• [TASK DETAILS]: With the line containing "Read out every word on this page." as the first line and the last line of the records as the final one, reproduce that range exactly.

• [RECORDS PROVIDED]:
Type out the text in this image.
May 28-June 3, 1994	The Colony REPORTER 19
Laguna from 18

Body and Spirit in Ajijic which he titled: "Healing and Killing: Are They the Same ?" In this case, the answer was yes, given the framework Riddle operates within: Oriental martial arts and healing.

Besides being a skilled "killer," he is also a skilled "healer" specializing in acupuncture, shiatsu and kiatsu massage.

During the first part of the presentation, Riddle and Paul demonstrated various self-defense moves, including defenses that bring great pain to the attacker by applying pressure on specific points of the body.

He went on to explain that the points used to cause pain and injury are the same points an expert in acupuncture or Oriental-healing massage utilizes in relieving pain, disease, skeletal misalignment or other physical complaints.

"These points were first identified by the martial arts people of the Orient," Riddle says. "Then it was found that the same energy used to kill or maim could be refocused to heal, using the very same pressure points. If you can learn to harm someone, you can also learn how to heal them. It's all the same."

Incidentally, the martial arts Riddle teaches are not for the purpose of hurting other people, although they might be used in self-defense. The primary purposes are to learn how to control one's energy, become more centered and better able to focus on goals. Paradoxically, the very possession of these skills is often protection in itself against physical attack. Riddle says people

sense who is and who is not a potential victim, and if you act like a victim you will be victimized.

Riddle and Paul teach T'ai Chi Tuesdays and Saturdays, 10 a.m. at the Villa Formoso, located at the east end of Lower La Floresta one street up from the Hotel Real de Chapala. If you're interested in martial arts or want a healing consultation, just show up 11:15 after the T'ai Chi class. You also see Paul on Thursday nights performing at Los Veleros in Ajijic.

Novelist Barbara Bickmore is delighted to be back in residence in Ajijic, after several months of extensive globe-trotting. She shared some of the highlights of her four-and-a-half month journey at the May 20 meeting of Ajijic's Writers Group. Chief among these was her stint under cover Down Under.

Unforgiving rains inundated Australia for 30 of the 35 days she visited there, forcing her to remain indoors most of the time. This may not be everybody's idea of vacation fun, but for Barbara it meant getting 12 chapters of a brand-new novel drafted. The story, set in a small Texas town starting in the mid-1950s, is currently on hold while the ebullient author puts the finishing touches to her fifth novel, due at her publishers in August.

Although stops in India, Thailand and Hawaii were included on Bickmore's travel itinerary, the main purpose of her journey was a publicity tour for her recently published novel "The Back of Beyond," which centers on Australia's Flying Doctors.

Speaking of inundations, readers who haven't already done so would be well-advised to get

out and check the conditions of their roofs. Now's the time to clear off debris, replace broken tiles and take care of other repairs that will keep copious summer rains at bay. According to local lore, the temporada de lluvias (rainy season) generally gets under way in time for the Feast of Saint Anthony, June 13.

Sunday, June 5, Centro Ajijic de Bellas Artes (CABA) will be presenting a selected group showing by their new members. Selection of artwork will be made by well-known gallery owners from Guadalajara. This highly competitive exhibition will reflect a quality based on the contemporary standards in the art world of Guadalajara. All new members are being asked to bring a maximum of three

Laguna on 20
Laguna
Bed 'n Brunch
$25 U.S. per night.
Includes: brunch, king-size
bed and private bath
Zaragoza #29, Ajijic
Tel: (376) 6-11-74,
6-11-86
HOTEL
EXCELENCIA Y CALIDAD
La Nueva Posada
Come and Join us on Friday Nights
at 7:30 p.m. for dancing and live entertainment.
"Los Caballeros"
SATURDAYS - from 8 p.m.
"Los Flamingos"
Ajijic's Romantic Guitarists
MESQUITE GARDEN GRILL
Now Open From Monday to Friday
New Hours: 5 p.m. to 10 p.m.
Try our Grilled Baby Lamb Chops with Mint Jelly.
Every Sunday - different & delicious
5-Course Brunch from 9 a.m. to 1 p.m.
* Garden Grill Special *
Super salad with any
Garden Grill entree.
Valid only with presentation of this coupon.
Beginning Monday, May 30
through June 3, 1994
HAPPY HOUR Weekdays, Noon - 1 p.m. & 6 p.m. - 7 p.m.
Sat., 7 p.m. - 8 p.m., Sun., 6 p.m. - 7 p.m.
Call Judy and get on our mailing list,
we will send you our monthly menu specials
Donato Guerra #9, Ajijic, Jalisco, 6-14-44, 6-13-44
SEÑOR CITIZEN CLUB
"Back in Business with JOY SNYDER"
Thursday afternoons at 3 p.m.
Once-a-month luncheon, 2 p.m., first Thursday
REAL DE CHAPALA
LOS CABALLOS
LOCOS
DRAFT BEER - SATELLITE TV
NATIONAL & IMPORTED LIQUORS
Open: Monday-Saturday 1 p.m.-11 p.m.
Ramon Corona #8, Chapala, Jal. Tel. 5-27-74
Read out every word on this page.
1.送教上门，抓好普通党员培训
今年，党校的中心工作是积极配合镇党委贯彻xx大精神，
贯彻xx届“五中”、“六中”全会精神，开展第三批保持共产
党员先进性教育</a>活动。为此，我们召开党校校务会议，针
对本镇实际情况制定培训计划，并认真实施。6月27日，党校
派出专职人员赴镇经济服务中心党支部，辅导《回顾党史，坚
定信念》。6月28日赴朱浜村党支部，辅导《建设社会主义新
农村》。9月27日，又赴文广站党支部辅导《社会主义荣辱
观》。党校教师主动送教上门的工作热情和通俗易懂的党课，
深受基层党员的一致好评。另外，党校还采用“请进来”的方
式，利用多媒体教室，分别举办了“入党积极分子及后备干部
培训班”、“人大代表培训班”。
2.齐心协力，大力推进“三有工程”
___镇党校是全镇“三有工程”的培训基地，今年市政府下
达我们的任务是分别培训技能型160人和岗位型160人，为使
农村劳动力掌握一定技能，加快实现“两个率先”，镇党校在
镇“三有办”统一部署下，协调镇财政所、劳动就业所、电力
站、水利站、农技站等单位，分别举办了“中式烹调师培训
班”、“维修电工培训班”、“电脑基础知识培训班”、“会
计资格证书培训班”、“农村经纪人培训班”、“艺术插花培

• [CORRECT ANSWER]:
Read out every word on this page.
1.送教上门，抓好普通党员培训
今年，党校的中心工作是积极配合镇党委贯彻xx大精神，
贯彻xx届“五中”、“六中”全会精神，开展第三批保持共产
党员先进性教育</a>活动。为此，我们召开党校校务会议，针
对本镇实际情况制定培训计划，并认真实施。6月27日，党校
派出专职人员赴镇经济服务中心党支部，辅导《回顾党史，坚
定信念》。6月28日赴朱浜村党支部，辅导《建设社会主义新
农村》。9月27日，又赴文广站党支部辅导《社会主义荣辱
观》。党校教师主动送教上门的工作热情和通俗易懂的党课，
深受基层党员的一致好评。另外，党校还采用“请进来”的方
式，利用多媒体教室，分别举办了“入党积极分子及后备干部
培训班”、“人大代表培训班”。
2.齐心协力，大力推进“三有工程”
___镇党校是全镇“三有工程”的培训基地，今年市政府下
达我们的任务是分别培训技能型160人和岗位型160人，为使
农村劳动力掌握一定技能，加快实现“两个率先”，镇党校在
镇“三有办”统一部署下，协调镇财政所、劳动就业所、电力
站、水利站、农技站等单位，分别举办了“中式烹调师培训
班”、“维修电工培训班”、“电脑基础知识培训班”、“会
计资格证书培训班”、“农村经纪人培训班”、“艺术插花培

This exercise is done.